### Exercise details
Pull out every line of the records that contains the word "uniós".

— START OF Dataset entries —

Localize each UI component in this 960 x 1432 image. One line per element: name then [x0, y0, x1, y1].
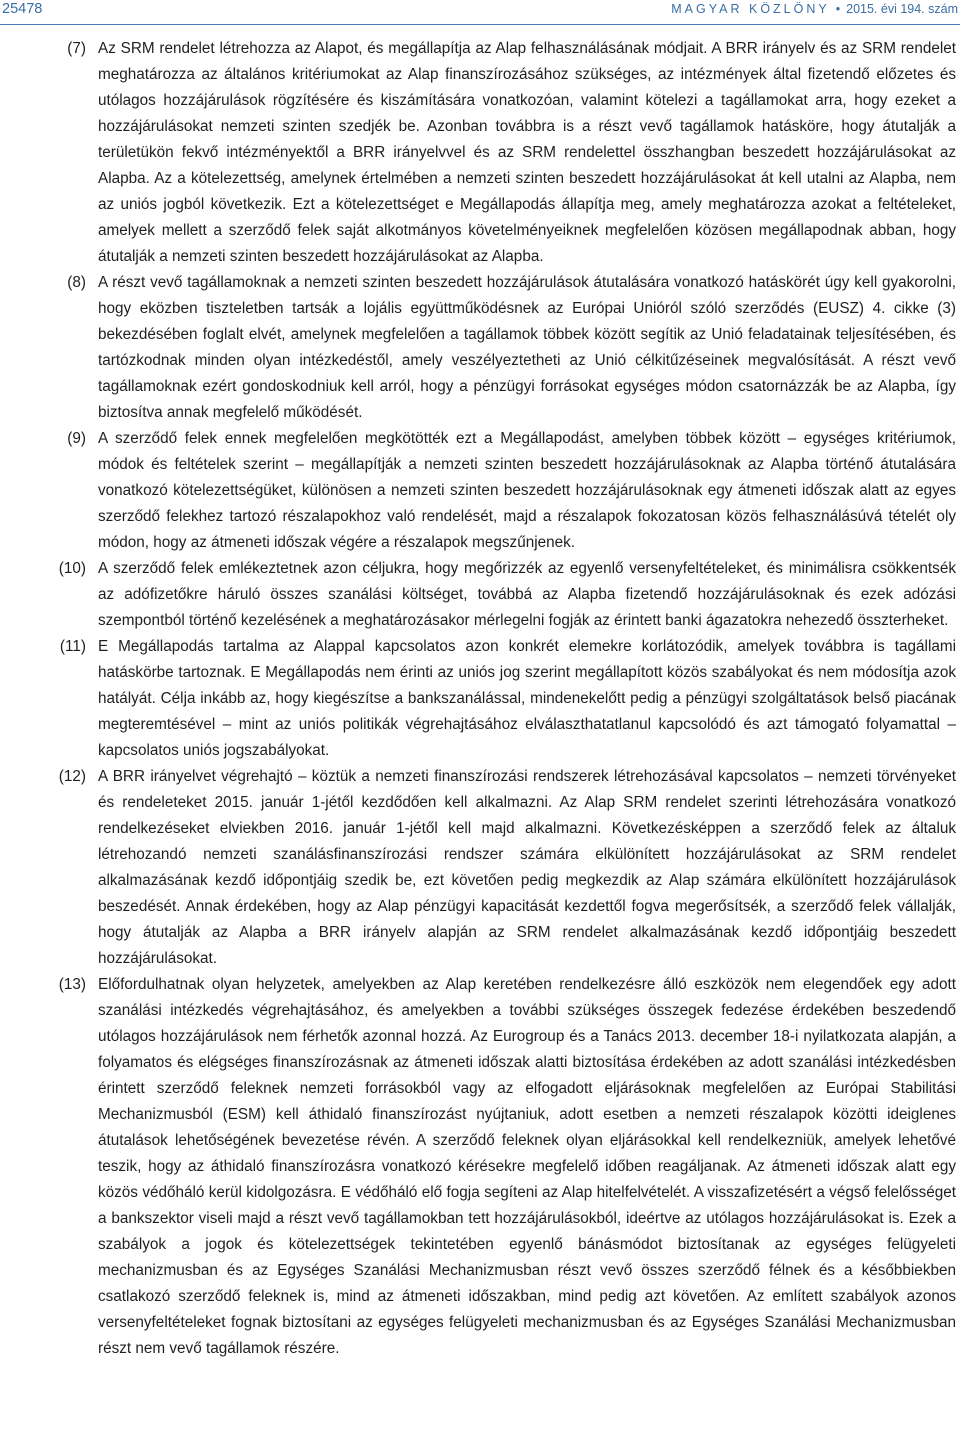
paragraph-text: Előfordulhatnak olyan helyzetek, amelyekben az Alap keretében rendelkezésre álló eszközök nem elegendőek egy adott szanálási intézkedés végrehajtásához, és amelyekben a további szükséges összegek fedezése érdekében beszedendő utólagos hozzájárulások nem férhetők azonnal hozzá. Az Eurogroup és a Tanács 2013. december 18-i nyilatkozata alapján, a folyamatos és elégséges finanszírozásnak az átmeneti időszak alatti biztosítása érdekében az adott szanálási intézkedésben érintett szerződő feleknek nemzeti forrásokból vagy az elfogadott eljárásoknak megfelelően az Európai Stabilitási Mechanizmusból (ESM) kell áthidaló finanszírozást nyújtaniuk, adott esetben a nemzeti részalapok közötti ideiglenes átutalások lehetőségének bevezetése révén. A szerződő feleknek olyan eljárásokkal kell rendelkezniük, amelyek lehetővé teszik, hogy az áthidaló finanszírozásra vonatkozó kérésekre megfelelő időben reagáljanak. Az átmeneti időszak alatt egy közös védőháló kerül kidolgozásra. E védőháló elő fogja segíteni az Alap hitelfelvételét. A visszafizetésért a végső felelősséget a bankszektor viseli majd a részt vevő tagállamokban tett hozzájárulásokból, ideértve az utólagos hozzájárulásokat is. Ezek a szabályok a jogok és kötelezettségek tekintetében egyenlő bánásmódot biztosítanak az egységes felügyeleti mechanizmusban és az Egységes Szanálási Mechanizmusban részt vevő összes szerződő félnek és a későbbiekben csatlakozó szerződő feleknek is, mind az átmeneti időszakban, mind pedig azt követően. Az említett szabályok azonos versenyfeltételeket fognak biztosítani az egységes felügyeleti mechanizmusban és az Egységes Szanálási Mechanizmusban részt nem vevő tagállamok részére. — [98, 976, 956, 1357]
paragraph-text: A szerződő felek ennek megfelelően megkötötték ezt a Megállapodást, amelyben többek között – egységes kritériumok, módok és feltételek szerint – megállapítják a nemzeti szinten beszedett hozzájárulásoknak az Alapba történő átutalására vonatkozó kötelezettségüket, különösen a nemzeti szinten beszedett hozzájárulásoknak egy átmeneti időszak alatt az egyes szerződő felekhez tartozó részalapokhoz való rendelését, majd a részalapok fokozatosan közös felhasználásúvá tételét oly módon, hogy az átmeneti időszak végére a részalapok megszűnjenek. — [98, 430, 956, 551]
paragraph-11 — [0, 634, 960, 764]
running-head — [671, 2, 958, 16]
paragraph-number: (12) — [58, 768, 86, 785]
paragraph-text: A BRR irányelvet végrehajtó – köztük a nemzeti finanszírozási rendszerek létrehozásával kapcsolatos – nemzeti törvényeket és rendeleteket 2015. január 1-jétől kezdődően kell alkalmazni. Az Alap SRM rendelet szerinti létrehozására vonatkozó rendelkezéseket elviekben 2016. január 1-jétől kell majd alkalmazni. Következésképpen a szerződő felek az általuk létrehozandó nemzeti szanálásfinanszírozási rendszer számára elkülönített hozzájárulásokat az SRM rendelet alkalmazásának kezdő időpontjáig szedik be, ezt követően pedig megkezdik az Alap számára elkülönített hozzájárulások beszedését. Annak érdekében, hogy az Alap pénzügyi kapacitását kezdettől fogva megerősítsék, a szerződő felek vállalják, hogy átutalják az Alapba a BRR irányelv alapján az SRM rendelet alkalmazásának kezdő időpontjáig beszedett hozzájárulásokat. — [98, 768, 956, 967]
page-number: 25478 — [2, 1, 43, 17]
paragraph-text: Az SRM rendelet létrehozza az Alapot, és megállapítja az Alap felhasználásának módjait. A BRR irányelv és az SRM rendelet meghatározza az általános kritériumokat az Alap finanszírozásához szükséges, az intézmények által fizetendő előzetes és utólagos hozzájárulások rögzítésére és kiszámítására vonatkozóan, valamint kötelezi a tagállamokat arra, hogy ezeket a hozzájárulásokat nemzeti szinten szedjék be. Azonban továbbra is a részt vevő tagállamok hatásköre, hogy átutalják a területükön fekvő intézményektől a BRR irányelvvel és az SRM rendelettel összhangban beszedett hozzájárulásokat az Alapba. Az a kötelezettség, amelynek értelmében a nemzeti szinten beszedett hozzájárulásokat át kell utalni az Alapba, nem az uniós jogból következik. Ezt a kötelezettséget e Megállapodás állapítja meg, amely meghatározza azokat a feltételeket, amelyek mellett a szerződő felek saját alkotmányos követelményeiknek megfelelően közösen megállapodnak abban, hogy átutalják a nemzeti szinten beszedett hozzájárulásokat az Alapba. — [98, 40, 956, 265]
issue-number: 2015. évi 194. szám — [846, 2, 958, 16]
paragraph-text: A szerződő felek emlékeztetnek azon céljukra, hogy megőrizzék az egyenlő versenyfeltételeket, és minimálisra csökkentsék az adófizetőkre háruló összes szanálási költséget, továbbá az Alapba fizetendő hozzájárulásoknak és ezek adózási szempontból történő kezelésének a meghatározásakor mérlegelni fogják az érintett banki ágazatokra nehezedő összterheket. — [98, 560, 956, 629]
document-body — [0, 36, 960, 1362]
paragraph-text: A részt vevő tagállamoknak a nemzeti szinten beszedett hozzájárulások átutalására vonatkozó hatáskörét úgy kell gyakorolni, hogy eközben tiszteletben tartsák a lojális együttműködésnek az Európai Unióról szóló szerződés (EUSZ) 4. cikke (3) bekezdésében foglalt elvét, amelynek megfelelően a tagállamok többek között segítik az Unió feladatainak teljesítésében, és tartózkodnak minden olyan intézkedéstől, amely veszélyeztetheti az Unió célkitűzéseinek megvalósítását. A részt vevő tagállamoknak ezért gondoskodniuk kell arról, hogy a pénzügyi forrásokat egységes módon csatornázzák be az Alapba, így biztosítva annak megfelelő működését. — [98, 274, 956, 421]
paragraph-8 — [0, 270, 960, 426]
paragraph-number: (13) — [58, 976, 86, 993]
header-rule — [0, 24, 960, 25]
paragraph-number: (10) — [58, 560, 86, 577]
paragraph-7 — [0, 36, 960, 270]
paragraph-number: (9) — [67, 430, 86, 447]
paragraph-number: (8) — [67, 274, 86, 291]
paragraph-12 — [0, 764, 960, 972]
page-header — [0, 0, 960, 22]
paragraph-13 — [0, 972, 960, 1362]
paragraph-text: E Megállapodás tartalma az Alappal kapcsolatos azon konkrét elemekre korlátozódik, amelyek továbbra is tagállami hatáskörbe tartoznak. E Megállapodás nem érinti az uniós jog szerint megállapított közös szabályokat és nem módosítja azok hatályát. Célja inkább az, hogy kiegészítse a bankszanálással, mindenekelőtt pedig a pénzügyi szolgáltatások belső piacának megteremtésével – mint az uniós politikák végrehajtásához elválaszthatatlanul kapcsolódó és azt támogató folyamattal – kapcsolatos uniós jogszabályokat. — [98, 638, 956, 759]
journal-title: MAGYAR KÖZLÖNY — [671, 2, 830, 16]
paragraph-number: (11) — [59, 638, 86, 655]
header-separator: • — [835, 2, 841, 16]
paragraph-10 — [0, 556, 960, 634]
paragraph-9 — [0, 426, 960, 556]
paragraph-number: (7) — [67, 40, 86, 57]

— END OF Dataset entries —

### Task solution
paragraph-text: Az SRM rendelet létrehozza az Alapot, és megállapítja az Alap felhasználásának módjait. A BRR irányelv és az SRM rendelet meghatározza az általános kritériumokat az Alap finanszírozásához szükséges, az intézmények által fizetendő előzetes és utólagos hozzájárulások rögzítésére és kiszámítására vonatkozóan, valamint kötelezi a tagállamokat arra, hogy ezeket a hozzájárulásokat nemzeti szinten szedjék be. Azonban továbbra is a részt vevő tagállamok hatásköre, hogy átutalják a területükön fekvő intézményektől a BRR irányelvvel és az SRM rendelettel összhangban beszedett hozzájárulásokat az Alapba. Az a kötelezettség, amelynek értelmében a nemzeti szinten beszedett hozzájárulásokat át kell utalni az Alapba, nem az uniós jogból következik. Ezt a kötelezettséget e Megállapodás állapítja meg, amely meghatározza azokat a feltételeket, amelyek mellett a szerződő felek saját alkotmányos követelményeiknek megfelelően közösen megállapodnak abban, hogy átutalják a nemzeti szinten beszedett hozzájárulásokat az Alapba. — [98, 40, 956, 265]
paragraph-text: E Megállapodás tartalma az Alappal kapcsolatos azon konkrét elemekre korlátozódik, amelyek továbbra is tagállami hatáskörbe tartoznak. E Megállapodás nem érinti az uniós jog szerint megállapított közös szabályokat és nem módosítja azok hatályát. Célja inkább az, hogy kiegészítse a bankszanálással, mindenekelőtt pedig a pénzügyi szolgáltatások belső piacának megteremtésével – mint az uniós politikák végrehajtásához elválaszthatatlanul kapcsolódó és azt támogató folyamattal – kapcsolatos uniós jogszabályokat. — [98, 638, 956, 759]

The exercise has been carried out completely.